• [The task]:
Report only the number of lines in this material that include the string "from".

• [Information supplied]:
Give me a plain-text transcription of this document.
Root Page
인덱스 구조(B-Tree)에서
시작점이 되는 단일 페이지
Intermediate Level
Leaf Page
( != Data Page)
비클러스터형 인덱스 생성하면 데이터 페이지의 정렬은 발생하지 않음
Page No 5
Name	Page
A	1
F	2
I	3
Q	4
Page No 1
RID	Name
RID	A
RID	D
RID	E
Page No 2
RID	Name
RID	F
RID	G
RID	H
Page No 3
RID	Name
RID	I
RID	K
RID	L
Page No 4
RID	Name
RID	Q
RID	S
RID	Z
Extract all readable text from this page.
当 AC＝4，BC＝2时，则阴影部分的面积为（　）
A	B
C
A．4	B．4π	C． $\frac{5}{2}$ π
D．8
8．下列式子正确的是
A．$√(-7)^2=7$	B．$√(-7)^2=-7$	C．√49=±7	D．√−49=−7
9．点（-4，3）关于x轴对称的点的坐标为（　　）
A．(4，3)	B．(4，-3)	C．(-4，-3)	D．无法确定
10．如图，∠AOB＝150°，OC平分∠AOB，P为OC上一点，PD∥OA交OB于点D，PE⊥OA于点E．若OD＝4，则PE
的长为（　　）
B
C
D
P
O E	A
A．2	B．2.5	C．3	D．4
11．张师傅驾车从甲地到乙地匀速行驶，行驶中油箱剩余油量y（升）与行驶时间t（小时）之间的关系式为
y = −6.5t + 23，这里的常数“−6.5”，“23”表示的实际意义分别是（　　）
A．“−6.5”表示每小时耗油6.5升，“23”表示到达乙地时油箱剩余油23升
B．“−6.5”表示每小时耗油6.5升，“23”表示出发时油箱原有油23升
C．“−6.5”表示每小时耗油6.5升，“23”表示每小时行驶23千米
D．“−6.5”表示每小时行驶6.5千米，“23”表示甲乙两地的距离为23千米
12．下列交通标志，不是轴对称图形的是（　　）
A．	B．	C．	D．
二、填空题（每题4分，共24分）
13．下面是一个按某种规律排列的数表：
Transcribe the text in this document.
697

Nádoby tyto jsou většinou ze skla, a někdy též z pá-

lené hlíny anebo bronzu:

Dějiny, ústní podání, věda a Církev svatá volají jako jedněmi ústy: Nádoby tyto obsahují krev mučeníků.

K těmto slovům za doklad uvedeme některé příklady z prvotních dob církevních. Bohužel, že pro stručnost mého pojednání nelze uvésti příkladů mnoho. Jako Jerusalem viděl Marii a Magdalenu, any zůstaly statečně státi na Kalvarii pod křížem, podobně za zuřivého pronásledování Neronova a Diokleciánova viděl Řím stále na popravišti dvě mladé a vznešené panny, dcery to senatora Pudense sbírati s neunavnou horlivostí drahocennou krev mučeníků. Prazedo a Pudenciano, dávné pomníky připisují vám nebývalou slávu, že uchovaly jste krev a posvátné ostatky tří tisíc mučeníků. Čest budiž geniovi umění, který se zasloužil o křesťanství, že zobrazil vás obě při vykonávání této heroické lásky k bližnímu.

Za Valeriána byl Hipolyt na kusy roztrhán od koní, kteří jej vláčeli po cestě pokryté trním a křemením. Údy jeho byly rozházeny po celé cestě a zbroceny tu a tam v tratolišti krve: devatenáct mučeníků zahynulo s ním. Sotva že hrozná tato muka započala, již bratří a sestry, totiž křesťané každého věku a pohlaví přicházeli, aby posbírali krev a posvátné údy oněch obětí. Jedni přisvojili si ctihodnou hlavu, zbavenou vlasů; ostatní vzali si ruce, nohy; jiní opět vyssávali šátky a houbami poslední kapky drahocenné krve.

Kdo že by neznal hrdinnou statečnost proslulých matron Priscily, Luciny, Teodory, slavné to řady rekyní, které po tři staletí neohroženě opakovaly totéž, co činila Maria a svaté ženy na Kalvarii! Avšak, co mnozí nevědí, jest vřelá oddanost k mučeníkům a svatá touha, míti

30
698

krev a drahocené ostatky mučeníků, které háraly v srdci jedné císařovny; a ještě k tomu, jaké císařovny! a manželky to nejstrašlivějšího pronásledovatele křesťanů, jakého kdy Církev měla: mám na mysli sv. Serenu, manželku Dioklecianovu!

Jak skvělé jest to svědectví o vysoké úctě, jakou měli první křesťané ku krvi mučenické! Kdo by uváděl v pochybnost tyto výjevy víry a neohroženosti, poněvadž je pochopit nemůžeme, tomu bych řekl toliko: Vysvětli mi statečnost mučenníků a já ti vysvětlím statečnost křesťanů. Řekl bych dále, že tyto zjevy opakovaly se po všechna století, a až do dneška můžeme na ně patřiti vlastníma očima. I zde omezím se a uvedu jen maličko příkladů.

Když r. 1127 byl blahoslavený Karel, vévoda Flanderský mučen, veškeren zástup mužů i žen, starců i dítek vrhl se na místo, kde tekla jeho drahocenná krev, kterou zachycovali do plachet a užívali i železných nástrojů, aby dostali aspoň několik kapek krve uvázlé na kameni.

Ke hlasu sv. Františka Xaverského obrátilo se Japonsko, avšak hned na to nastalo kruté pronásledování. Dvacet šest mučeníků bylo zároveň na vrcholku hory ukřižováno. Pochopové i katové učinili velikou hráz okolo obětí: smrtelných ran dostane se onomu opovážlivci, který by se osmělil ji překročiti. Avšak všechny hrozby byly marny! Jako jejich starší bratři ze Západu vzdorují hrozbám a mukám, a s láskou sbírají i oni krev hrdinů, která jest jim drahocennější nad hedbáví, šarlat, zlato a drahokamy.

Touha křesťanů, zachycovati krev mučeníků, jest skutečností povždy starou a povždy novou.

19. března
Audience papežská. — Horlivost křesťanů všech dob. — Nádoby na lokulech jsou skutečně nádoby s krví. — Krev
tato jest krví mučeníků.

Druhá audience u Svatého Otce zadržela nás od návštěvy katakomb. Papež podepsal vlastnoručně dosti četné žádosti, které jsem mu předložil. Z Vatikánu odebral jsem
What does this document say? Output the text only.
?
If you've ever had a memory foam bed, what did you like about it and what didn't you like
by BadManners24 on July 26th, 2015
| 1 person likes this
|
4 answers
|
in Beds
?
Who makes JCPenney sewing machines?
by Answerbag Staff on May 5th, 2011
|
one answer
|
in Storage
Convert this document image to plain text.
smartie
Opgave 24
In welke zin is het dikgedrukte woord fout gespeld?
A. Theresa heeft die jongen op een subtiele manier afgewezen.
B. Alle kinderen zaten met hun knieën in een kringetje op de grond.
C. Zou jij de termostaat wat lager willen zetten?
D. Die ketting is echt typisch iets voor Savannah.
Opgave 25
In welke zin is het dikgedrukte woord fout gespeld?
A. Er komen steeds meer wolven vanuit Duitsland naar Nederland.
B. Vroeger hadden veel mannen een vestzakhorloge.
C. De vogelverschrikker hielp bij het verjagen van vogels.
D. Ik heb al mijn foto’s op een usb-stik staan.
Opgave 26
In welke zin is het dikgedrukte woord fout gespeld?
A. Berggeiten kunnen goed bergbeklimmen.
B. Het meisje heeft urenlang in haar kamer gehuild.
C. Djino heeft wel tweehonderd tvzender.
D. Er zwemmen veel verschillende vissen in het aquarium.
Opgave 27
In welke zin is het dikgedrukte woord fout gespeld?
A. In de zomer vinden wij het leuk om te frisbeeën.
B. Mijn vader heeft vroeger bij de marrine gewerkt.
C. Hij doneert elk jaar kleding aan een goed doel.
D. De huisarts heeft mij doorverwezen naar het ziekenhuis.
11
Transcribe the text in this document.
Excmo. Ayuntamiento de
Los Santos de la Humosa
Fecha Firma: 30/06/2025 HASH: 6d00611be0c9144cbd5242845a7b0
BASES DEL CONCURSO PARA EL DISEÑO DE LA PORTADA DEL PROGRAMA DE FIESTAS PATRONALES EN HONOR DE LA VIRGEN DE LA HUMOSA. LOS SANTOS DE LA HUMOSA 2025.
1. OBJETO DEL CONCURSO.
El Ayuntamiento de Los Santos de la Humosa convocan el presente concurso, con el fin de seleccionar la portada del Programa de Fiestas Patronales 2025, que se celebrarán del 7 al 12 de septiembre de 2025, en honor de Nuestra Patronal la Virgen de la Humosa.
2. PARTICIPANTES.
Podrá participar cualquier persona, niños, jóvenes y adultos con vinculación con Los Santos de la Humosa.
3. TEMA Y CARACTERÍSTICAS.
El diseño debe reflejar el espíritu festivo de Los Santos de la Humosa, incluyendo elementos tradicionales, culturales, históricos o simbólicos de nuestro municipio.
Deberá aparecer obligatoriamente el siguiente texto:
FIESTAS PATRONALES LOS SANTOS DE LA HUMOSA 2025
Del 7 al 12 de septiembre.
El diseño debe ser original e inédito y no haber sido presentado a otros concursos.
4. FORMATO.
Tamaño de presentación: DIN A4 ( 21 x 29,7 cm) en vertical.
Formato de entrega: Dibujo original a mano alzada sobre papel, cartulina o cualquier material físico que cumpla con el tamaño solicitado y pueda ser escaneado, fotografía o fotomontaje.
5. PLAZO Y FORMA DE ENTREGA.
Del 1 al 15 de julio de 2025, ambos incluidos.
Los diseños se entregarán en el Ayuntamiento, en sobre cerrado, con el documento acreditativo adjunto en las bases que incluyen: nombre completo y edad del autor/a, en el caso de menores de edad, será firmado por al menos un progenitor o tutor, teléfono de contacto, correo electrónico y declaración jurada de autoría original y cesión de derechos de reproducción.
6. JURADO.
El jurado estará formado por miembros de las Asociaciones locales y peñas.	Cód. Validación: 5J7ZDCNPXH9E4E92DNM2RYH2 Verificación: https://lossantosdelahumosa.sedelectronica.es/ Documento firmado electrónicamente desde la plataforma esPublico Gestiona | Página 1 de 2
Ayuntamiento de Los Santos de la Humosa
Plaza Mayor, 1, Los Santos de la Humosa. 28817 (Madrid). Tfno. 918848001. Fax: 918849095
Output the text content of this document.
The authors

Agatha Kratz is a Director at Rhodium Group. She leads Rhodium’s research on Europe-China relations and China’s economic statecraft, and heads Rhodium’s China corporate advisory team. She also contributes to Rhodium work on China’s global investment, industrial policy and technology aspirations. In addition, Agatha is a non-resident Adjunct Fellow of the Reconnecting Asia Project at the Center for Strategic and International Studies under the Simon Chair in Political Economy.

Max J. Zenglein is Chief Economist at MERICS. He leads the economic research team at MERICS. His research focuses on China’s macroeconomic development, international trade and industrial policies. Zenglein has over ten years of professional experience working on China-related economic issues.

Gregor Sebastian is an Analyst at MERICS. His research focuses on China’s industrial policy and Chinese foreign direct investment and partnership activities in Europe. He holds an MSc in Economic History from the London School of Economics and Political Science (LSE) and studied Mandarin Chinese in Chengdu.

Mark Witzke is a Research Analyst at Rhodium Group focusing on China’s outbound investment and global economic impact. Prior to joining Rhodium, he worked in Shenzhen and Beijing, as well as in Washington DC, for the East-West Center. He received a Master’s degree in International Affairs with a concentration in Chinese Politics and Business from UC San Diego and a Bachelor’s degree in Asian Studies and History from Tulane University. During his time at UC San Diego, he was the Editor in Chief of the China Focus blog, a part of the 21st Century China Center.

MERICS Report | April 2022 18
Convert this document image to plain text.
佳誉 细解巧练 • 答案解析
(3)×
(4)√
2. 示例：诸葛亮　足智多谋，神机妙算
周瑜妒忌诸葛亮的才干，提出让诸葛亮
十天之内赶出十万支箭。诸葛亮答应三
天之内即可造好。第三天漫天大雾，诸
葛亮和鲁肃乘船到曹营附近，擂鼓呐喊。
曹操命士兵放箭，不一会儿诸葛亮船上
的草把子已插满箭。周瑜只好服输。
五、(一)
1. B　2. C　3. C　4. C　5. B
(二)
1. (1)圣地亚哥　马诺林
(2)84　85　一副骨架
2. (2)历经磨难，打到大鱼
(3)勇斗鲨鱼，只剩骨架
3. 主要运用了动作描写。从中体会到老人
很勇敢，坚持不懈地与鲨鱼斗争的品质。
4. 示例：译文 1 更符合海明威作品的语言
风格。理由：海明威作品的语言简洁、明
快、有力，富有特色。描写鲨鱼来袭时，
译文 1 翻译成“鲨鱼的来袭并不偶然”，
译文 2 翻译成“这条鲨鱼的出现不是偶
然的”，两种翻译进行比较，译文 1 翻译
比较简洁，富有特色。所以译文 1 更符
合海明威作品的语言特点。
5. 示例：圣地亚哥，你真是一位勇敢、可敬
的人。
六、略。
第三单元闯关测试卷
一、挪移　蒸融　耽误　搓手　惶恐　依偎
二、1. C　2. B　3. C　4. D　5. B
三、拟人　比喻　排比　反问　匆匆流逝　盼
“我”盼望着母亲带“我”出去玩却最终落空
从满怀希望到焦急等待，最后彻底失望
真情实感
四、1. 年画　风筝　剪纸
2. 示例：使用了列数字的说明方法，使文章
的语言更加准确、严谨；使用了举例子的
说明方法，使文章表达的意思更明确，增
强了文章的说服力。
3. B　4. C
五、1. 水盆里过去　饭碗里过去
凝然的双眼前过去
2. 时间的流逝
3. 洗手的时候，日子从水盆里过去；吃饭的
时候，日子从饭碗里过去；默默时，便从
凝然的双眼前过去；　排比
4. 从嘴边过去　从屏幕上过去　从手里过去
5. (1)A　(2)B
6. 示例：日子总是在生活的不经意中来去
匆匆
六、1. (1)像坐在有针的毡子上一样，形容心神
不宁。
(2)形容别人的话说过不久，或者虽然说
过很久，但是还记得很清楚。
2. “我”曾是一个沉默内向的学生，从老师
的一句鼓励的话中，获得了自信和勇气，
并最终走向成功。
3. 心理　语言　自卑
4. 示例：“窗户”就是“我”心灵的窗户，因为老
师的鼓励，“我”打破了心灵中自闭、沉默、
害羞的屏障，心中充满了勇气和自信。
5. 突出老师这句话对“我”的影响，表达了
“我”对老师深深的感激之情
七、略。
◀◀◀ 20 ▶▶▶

• [Solved problem]:
3